▸ Request
Exclude the pictures and return every line exactly as written.

▸ Entries
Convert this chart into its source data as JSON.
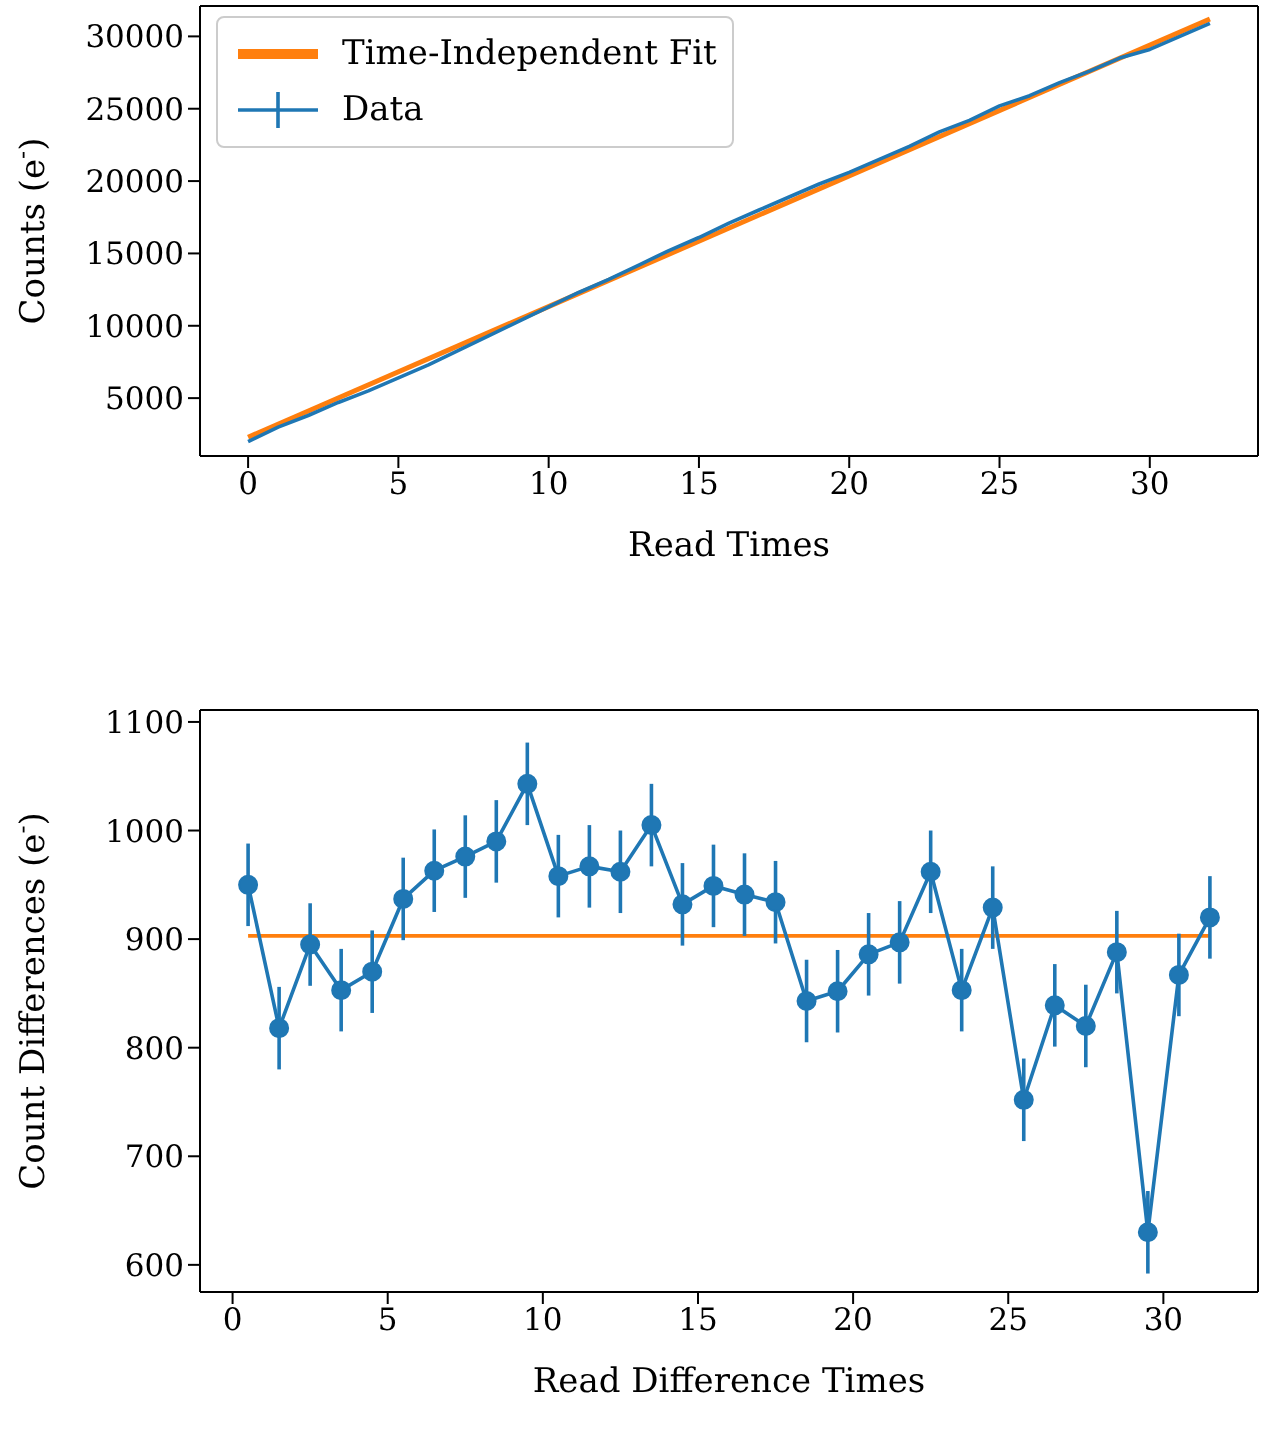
{
  "chart_data": [
    {
      "type": "line",
      "xlabel": "Read Times",
      "ylabel": "Counts (e$^{-}$)",
      "xlim": [
        -1.6,
        33.6
      ],
      "ylim": [
        1000,
        32100
      ],
      "xticks": [
        0,
        5,
        10,
        15,
        20,
        25,
        30
      ],
      "yticks": [
        5000,
        10000,
        15000,
        20000,
        25000,
        30000
      ],
      "legend": "top left",
      "marker": "none",
      "series": [
        {
          "name": "Time-Independent Fit",
          "color": "#ff7f0e",
          "x": [
            0,
            32
          ],
          "values": [
            2300,
            31200
          ]
        },
        {
          "name": "Data",
          "color": "#1f77b4",
          "x": [
            0,
            1,
            2,
            3,
            4,
            5,
            6,
            7,
            8,
            9,
            10,
            11,
            12,
            13,
            14,
            15,
            16,
            17,
            18,
            19,
            20,
            21,
            22,
            23,
            24,
            25,
            26,
            27,
            28,
            29,
            30,
            31,
            32
          ],
          "values": [
            2000,
            3000,
            3800,
            4700,
            5500,
            6400,
            7300,
            8300,
            9300,
            10300,
            11300,
            12300,
            13200,
            14200,
            15200,
            16100,
            17100,
            18000,
            18900,
            19800,
            20600,
            21500,
            22400,
            23400,
            24200,
            25200,
            25900,
            26800,
            27600,
            28500,
            29100,
            30000,
            30900
          ]
        }
      ]
    },
    {
      "type": "line",
      "xlabel": "Read Difference Times",
      "ylabel": "Count Differences (e$^{-}$)",
      "xlim": [
        -1.05,
        33.05
      ],
      "ylim": [
        575,
        1111
      ],
      "xticks": [
        0,
        5,
        10,
        15,
        20,
        25,
        30
      ],
      "yticks": [
        600,
        700,
        800,
        900,
        1000,
        1100
      ],
      "legend": false,
      "series": [
        {
          "color": "#ff7f0e",
          "marker": "none",
          "x": [
            0.5,
            31.5
          ],
          "values": [
            903,
            903
          ]
        },
        {
          "color": "#1f77b4",
          "marker": "circle",
          "x": [
            0.5,
            1.5,
            2.5,
            3.5,
            4.5,
            5.5,
            6.5,
            7.5,
            8.5,
            9.5,
            10.5,
            11.5,
            12.5,
            13.5,
            14.5,
            15.5,
            16.5,
            17.5,
            18.5,
            19.5,
            20.5,
            21.5,
            22.5,
            23.5,
            24.5,
            25.5,
            26.5,
            27.5,
            28.5,
            29.5,
            30.5,
            31.5
          ],
          "values": [
            950,
            818,
            895,
            853,
            870,
            937,
            963,
            976,
            990,
            1043,
            958,
            967,
            962,
            1005,
            932,
            949,
            941,
            934,
            843,
            852,
            886,
            897,
            962,
            853,
            929,
            752,
            839,
            820,
            888,
            630,
            867,
            920
          ],
          "errors": [
            38,
            38,
            38,
            38,
            38,
            38,
            38,
            38,
            38,
            38,
            38,
            38,
            38,
            38,
            38,
            38,
            38,
            38,
            38,
            38,
            38,
            38,
            38,
            38,
            38,
            38,
            38,
            38,
            38,
            38,
            38,
            38
          ]
        }
      ]
    }
  ]
}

▸ Result of this exercise
Convert this chart into its source data as JSON.
{
  "chart_data": [
    {
      "type": "line",
      "xlabel": "Read Times",
      "ylabel": "Counts (e$^{-}$)",
      "xlim": [
        -1.6,
        33.6
      ],
      "ylim": [
        1000,
        32100
      ],
      "xticks": [
        0,
        5,
        10,
        15,
        20,
        25,
        30
      ],
      "yticks": [
        5000,
        10000,
        15000,
        20000,
        25000,
        30000
      ],
      "legend": "top left",
      "marker": "none",
      "series": [
        {
          "name": "Time-Independent Fit",
          "color": "#ff7f0e",
          "x": [
            0,
            32
          ],
          "values": [
            2300,
            31200
          ]
        },
        {
          "name": "Data",
          "color": "#1f77b4",
          "x": [
            0,
            1,
            2,
            3,
            4,
            5,
            6,
            7,
            8,
            9,
            10,
            11,
            12,
            13,
            14,
            15,
            16,
            17,
            18,
            19,
            20,
            21,
            22,
            23,
            24,
            25,
            26,
            27,
            28,
            29,
            30,
            31,
            32
          ],
          "values": [
            2000,
            3000,
            3800,
            4700,
            5500,
            6400,
            7300,
            8300,
            9300,
            10300,
            11300,
            12300,
            13200,
            14200,
            15200,
            16100,
            17100,
            18000,
            18900,
            19800,
            20600,
            21500,
            22400,
            23400,
            24200,
            25200,
            25900,
            26800,
            27600,
            28500,
            29100,
            30000,
            30900
          ]
        }
      ]
    },
    {
      "type": "line",
      "xlabel": "Read Difference Times",
      "ylabel": "Count Differences (e$^{-}$)",
      "xlim": [
        -1.05,
        33.05
      ],
      "ylim": [
        575,
        1111
      ],
      "xticks": [
        0,
        5,
        10,
        15,
        20,
        25,
        30
      ],
      "yticks": [
        600,
        700,
        800,
        900,
        1000,
        1100
      ],
      "legend": false,
      "series": [
        {
          "color": "#ff7f0e",
          "marker": "none",
          "x": [
            0.5,
            31.5
          ],
          "values": [
            903,
            903
          ]
        },
        {
          "color": "#1f77b4",
          "marker": "circle",
          "x": [
            0.5,
            1.5,
            2.5,
            3.5,
            4.5,
            5.5,
            6.5,
            7.5,
            8.5,
            9.5,
            10.5,
            11.5,
            12.5,
            13.5,
            14.5,
            15.5,
            16.5,
            17.5,
            18.5,
            19.5,
            20.5,
            21.5,
            22.5,
            23.5,
            24.5,
            25.5,
            26.5,
            27.5,
            28.5,
            29.5,
            30.5,
            31.5
          ],
          "values": [
            950,
            818,
            895,
            853,
            870,
            937,
            963,
            976,
            990,
            1043,
            958,
            967,
            962,
            1005,
            932,
            949,
            941,
            934,
            843,
            852,
            886,
            897,
            962,
            853,
            929,
            752,
            839,
            820,
            888,
            630,
            867,
            920
          ],
          "errors": [
            38,
            38,
            38,
            38,
            38,
            38,
            38,
            38,
            38,
            38,
            38,
            38,
            38,
            38,
            38,
            38,
            38,
            38,
            38,
            38,
            38,
            38,
            38,
            38,
            38,
            38,
            38,
            38,
            38,
            38,
            38,
            38
          ]
        }
      ]
    }
  ]
}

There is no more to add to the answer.